Aim of the task
State how many lines in these records contain the word "JSON", and nothing else.

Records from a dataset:
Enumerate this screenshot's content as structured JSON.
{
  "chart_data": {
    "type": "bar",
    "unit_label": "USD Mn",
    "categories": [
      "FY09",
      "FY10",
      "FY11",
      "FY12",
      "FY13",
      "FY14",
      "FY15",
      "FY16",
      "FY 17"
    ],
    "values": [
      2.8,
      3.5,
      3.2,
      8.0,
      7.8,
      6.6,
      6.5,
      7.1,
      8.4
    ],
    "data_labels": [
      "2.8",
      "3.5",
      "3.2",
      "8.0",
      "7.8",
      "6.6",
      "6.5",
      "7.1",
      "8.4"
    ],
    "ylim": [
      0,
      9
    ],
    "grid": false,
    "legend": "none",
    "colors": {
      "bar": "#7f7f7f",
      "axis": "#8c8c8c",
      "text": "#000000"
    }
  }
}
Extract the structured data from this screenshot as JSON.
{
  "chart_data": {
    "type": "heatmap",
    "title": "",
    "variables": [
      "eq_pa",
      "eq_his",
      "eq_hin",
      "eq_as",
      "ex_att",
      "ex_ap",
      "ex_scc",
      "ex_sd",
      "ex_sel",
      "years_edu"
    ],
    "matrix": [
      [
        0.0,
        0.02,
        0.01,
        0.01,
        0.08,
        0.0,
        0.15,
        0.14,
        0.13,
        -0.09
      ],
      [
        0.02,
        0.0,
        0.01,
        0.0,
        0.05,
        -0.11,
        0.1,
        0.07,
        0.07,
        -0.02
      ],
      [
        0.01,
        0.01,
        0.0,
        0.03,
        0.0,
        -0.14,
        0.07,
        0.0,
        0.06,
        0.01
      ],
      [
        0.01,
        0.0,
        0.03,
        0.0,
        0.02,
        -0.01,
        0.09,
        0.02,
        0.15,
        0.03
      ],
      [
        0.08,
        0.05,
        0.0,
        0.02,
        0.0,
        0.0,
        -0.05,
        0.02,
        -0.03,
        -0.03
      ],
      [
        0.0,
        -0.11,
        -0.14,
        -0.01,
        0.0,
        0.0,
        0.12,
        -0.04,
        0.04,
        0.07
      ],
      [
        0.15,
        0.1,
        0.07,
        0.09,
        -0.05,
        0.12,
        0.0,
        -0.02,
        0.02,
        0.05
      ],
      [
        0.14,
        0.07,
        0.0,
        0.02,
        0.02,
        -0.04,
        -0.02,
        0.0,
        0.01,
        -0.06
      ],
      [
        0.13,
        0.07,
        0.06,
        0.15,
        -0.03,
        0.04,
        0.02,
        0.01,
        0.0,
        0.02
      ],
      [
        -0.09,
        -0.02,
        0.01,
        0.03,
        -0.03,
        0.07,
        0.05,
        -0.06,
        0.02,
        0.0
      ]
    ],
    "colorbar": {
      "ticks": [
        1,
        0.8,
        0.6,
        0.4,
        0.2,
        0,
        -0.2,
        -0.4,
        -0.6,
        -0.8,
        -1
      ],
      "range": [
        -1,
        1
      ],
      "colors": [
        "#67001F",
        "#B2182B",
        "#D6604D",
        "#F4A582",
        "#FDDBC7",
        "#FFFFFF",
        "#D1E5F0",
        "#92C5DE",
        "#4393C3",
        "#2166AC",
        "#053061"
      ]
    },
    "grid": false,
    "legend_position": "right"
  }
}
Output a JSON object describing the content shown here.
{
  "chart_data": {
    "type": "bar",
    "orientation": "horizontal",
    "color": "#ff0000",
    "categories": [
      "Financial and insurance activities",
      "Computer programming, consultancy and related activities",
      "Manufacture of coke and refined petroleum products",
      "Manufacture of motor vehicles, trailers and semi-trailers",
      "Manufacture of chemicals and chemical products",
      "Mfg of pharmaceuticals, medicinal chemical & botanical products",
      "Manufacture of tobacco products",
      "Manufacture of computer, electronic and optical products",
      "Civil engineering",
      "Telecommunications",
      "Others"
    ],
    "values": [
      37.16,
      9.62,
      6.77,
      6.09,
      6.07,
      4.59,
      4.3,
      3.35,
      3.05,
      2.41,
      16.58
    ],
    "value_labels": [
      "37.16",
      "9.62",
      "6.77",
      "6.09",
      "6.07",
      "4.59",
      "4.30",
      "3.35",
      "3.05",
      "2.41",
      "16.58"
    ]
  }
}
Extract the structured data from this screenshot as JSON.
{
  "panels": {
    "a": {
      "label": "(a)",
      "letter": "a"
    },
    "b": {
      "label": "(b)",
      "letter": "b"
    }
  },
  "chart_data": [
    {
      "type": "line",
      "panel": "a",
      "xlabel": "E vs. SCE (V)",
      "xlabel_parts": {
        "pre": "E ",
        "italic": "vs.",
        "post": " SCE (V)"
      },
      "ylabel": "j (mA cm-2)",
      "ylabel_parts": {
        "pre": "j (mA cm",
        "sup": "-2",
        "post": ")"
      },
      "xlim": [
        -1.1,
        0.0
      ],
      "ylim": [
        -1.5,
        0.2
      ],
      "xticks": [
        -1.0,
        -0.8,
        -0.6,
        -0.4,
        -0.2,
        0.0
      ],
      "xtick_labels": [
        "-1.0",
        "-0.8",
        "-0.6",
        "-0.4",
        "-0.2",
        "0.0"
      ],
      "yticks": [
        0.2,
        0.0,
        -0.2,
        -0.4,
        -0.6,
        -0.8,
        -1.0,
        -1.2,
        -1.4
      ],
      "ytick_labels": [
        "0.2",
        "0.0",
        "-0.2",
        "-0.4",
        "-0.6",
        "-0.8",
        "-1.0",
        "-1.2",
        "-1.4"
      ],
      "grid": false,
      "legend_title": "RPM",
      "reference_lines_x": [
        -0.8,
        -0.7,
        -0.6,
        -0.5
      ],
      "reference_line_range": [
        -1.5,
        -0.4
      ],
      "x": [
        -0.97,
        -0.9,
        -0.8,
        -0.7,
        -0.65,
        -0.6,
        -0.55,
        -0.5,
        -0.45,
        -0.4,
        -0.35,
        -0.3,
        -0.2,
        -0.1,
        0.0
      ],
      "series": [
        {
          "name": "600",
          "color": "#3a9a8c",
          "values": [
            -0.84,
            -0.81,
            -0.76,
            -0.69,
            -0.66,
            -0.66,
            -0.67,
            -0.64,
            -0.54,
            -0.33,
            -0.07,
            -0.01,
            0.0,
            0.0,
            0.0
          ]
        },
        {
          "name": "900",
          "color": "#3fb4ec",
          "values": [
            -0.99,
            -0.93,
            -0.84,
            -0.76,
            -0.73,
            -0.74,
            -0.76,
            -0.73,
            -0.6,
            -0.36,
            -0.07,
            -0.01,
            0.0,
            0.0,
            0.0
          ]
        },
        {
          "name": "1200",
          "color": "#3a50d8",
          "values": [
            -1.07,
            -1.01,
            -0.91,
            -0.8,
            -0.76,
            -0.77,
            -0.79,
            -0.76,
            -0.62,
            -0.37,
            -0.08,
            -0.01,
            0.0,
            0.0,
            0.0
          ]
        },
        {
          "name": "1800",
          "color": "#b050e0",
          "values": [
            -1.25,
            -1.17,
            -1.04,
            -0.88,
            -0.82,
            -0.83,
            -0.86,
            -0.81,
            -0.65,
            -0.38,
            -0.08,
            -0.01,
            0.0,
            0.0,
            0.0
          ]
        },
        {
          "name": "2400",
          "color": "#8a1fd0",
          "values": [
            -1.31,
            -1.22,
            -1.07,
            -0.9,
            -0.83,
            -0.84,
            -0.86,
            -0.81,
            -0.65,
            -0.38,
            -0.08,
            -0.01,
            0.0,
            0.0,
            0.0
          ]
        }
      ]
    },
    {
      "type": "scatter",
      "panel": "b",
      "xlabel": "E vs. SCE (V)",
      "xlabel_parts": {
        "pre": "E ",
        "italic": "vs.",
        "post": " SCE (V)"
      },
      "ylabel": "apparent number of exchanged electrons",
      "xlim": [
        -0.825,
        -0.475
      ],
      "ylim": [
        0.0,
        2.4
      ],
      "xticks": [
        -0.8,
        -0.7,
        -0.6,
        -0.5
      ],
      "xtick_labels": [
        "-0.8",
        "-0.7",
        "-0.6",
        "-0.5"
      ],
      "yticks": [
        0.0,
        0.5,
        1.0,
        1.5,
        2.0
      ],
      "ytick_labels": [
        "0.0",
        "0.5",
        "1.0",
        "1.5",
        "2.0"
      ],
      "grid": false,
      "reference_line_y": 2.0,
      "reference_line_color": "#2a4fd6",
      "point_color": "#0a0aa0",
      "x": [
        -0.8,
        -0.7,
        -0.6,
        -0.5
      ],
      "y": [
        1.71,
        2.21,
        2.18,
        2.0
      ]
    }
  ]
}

Answer in full
4